-- START INFORMATION SUPPLIED --

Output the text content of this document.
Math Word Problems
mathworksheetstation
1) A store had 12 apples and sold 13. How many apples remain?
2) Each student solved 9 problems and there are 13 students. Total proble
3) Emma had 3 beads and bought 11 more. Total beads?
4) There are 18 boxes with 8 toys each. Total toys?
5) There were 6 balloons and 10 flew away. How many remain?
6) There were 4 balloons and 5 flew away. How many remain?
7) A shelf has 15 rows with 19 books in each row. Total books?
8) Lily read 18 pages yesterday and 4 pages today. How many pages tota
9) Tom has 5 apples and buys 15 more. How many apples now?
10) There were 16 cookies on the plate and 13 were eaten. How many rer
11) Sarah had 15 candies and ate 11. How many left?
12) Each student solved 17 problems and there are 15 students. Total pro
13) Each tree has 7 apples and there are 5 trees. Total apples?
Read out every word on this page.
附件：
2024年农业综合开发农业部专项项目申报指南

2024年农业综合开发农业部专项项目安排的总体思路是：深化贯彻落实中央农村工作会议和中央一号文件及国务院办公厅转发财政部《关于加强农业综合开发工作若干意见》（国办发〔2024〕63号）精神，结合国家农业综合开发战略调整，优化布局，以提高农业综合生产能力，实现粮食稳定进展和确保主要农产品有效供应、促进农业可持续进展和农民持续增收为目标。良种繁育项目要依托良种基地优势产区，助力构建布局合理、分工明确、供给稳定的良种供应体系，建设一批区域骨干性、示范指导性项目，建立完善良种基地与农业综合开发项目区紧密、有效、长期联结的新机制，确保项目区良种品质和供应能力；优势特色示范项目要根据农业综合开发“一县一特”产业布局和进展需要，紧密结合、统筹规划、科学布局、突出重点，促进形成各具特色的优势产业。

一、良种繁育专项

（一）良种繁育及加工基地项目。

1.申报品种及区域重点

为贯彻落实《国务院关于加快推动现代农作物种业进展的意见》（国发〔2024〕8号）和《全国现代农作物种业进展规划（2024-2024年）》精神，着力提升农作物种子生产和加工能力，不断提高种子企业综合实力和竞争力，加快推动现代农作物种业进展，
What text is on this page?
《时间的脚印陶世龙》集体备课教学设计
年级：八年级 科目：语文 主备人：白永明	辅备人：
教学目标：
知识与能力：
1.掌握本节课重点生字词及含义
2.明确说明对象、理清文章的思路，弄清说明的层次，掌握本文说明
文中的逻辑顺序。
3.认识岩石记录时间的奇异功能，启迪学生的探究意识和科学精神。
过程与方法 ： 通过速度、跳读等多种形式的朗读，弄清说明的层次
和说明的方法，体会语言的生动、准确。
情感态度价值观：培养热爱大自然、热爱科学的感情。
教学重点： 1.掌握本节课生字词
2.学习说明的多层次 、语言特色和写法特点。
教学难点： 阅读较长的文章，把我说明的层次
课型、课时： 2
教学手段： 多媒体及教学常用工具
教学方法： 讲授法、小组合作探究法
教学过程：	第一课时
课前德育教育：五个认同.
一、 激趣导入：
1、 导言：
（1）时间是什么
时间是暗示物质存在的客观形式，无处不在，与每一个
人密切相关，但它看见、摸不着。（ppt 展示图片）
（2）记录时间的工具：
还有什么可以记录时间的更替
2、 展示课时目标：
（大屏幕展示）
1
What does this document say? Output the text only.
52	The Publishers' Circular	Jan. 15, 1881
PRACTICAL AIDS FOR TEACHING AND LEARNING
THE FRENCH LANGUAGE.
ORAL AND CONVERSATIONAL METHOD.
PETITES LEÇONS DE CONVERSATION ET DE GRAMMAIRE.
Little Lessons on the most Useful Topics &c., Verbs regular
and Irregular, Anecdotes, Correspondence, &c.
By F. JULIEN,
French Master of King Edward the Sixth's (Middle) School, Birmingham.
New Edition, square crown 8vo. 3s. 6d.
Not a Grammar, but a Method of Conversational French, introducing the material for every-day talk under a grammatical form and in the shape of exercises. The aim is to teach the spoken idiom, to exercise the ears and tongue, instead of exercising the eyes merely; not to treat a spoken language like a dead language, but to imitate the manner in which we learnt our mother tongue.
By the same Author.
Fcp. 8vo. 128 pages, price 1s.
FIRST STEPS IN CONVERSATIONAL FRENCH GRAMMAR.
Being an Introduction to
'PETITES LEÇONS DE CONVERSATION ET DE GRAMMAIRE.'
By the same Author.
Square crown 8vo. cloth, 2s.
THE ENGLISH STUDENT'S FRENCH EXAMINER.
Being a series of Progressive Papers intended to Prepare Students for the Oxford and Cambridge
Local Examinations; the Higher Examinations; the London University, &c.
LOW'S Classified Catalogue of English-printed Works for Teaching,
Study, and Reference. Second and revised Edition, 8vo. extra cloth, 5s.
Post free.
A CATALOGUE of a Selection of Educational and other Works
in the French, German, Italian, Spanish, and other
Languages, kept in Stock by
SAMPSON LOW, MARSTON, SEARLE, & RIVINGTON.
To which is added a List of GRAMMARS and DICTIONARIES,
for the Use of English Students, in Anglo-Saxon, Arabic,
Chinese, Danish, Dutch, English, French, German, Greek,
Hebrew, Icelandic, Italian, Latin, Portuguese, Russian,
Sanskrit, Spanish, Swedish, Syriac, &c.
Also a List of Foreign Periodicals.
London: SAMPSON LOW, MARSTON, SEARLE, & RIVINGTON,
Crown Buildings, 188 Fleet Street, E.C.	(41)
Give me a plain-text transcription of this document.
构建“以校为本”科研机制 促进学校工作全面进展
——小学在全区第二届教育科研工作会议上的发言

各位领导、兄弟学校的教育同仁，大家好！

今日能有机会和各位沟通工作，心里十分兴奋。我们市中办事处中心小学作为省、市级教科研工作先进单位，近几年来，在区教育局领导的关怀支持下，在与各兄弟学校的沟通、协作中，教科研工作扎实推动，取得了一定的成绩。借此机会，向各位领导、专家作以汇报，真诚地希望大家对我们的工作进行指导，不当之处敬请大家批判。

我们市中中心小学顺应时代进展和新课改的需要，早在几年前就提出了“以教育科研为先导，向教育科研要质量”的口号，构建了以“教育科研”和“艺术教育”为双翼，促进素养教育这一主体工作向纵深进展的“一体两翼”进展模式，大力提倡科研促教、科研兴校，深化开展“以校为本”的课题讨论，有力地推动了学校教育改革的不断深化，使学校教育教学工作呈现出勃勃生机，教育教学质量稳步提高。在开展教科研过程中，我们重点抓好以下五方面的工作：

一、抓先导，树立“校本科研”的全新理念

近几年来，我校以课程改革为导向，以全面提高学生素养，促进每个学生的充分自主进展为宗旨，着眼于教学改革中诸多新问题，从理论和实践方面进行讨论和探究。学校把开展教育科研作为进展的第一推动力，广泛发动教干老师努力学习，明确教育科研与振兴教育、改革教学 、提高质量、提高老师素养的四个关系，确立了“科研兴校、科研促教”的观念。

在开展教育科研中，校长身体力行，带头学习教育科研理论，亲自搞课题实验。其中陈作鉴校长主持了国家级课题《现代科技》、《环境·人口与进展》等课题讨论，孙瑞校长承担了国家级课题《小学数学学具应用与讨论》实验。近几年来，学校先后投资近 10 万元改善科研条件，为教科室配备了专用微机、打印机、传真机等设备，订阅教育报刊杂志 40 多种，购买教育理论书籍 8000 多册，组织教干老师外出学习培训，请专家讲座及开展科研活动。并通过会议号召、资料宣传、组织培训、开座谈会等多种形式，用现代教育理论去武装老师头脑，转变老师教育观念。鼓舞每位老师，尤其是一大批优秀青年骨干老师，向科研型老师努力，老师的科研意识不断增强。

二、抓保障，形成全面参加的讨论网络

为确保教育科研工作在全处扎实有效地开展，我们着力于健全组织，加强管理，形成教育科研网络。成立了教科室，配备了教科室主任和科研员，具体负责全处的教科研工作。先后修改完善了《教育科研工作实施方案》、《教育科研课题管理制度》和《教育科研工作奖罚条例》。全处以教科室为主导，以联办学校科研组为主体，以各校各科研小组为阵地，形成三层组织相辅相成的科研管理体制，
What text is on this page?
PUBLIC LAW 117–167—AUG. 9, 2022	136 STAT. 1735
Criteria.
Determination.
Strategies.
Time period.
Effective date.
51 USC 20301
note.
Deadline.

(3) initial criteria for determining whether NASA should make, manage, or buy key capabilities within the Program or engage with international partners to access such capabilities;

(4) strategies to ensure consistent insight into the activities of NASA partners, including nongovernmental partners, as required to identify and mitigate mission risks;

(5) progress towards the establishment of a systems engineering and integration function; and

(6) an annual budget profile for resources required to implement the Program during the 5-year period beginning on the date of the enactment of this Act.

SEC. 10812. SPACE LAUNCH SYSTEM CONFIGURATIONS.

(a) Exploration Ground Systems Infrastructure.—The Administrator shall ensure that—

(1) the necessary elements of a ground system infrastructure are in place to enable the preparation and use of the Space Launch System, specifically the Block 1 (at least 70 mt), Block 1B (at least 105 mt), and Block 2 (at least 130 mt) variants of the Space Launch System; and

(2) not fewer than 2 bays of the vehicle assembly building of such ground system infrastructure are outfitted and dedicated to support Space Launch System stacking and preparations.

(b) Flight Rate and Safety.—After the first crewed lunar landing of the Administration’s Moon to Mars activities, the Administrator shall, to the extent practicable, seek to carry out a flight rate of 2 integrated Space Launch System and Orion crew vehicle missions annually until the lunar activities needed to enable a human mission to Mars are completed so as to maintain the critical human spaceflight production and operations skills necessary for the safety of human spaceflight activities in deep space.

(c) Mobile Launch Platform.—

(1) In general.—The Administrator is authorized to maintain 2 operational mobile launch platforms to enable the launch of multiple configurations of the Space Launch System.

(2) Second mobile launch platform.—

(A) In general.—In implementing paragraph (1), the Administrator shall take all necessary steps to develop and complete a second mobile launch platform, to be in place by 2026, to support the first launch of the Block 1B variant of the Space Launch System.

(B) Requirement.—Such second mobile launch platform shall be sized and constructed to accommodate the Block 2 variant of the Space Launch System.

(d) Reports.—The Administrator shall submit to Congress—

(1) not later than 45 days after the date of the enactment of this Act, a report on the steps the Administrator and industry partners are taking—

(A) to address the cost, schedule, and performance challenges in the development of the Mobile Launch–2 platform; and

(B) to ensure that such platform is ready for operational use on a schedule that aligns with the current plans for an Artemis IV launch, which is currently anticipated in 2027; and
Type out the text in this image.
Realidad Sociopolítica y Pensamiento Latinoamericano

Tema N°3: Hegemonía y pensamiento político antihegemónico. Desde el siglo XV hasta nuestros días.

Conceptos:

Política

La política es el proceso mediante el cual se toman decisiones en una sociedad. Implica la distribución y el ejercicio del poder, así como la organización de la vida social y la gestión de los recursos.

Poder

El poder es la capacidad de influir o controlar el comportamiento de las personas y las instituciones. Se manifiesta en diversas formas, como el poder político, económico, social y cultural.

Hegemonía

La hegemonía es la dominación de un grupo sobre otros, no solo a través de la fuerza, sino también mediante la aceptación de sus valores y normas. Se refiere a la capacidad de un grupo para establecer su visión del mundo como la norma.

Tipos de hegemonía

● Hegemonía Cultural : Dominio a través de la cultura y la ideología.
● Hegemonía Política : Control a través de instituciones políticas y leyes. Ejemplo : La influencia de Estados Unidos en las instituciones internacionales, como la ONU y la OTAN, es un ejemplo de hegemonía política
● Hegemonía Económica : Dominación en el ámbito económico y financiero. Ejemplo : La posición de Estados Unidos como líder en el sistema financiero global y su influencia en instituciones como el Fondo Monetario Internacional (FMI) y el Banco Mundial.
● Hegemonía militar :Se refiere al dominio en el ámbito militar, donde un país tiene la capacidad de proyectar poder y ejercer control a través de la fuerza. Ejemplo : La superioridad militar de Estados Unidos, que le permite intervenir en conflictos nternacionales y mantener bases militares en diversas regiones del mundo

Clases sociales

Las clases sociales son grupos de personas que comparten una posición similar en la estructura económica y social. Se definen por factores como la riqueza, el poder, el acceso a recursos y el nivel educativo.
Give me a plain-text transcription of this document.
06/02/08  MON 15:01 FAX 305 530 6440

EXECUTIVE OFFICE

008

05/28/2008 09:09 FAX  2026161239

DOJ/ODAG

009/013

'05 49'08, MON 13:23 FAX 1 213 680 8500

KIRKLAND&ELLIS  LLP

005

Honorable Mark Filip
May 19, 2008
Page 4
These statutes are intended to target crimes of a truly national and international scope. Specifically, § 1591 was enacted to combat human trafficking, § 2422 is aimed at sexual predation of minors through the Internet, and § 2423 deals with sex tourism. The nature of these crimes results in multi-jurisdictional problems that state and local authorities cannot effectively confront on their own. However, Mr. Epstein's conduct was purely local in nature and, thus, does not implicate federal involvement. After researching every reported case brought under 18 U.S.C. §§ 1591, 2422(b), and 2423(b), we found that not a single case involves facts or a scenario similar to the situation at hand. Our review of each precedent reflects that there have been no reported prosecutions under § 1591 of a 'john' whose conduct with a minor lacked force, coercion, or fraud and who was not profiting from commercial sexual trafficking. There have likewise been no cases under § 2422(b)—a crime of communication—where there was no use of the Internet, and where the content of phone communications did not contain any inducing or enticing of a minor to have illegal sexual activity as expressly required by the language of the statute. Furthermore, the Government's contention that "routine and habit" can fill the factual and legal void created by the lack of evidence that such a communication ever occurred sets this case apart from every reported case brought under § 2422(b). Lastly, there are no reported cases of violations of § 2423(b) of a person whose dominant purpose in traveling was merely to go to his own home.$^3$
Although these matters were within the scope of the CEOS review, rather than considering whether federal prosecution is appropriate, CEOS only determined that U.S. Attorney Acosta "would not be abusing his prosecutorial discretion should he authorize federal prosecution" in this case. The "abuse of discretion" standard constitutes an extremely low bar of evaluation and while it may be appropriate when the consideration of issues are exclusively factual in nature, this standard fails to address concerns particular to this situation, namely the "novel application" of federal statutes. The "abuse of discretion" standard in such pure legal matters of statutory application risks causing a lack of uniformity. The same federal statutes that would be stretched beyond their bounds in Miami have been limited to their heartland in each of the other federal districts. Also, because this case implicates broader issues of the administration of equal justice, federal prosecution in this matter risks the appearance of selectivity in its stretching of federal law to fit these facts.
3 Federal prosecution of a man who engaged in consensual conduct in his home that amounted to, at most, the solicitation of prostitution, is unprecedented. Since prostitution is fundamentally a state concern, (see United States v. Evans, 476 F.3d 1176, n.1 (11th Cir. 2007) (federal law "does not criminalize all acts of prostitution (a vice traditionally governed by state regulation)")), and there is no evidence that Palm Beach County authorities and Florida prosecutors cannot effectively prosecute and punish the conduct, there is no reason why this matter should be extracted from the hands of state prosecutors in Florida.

-- END INFORMATION SUPPLIED --

WHAT YOU WILL DO » Looking at the entries above, say how many lines contain the word "German". Only the number is wanted.

WRITTEN SOLUTION » 2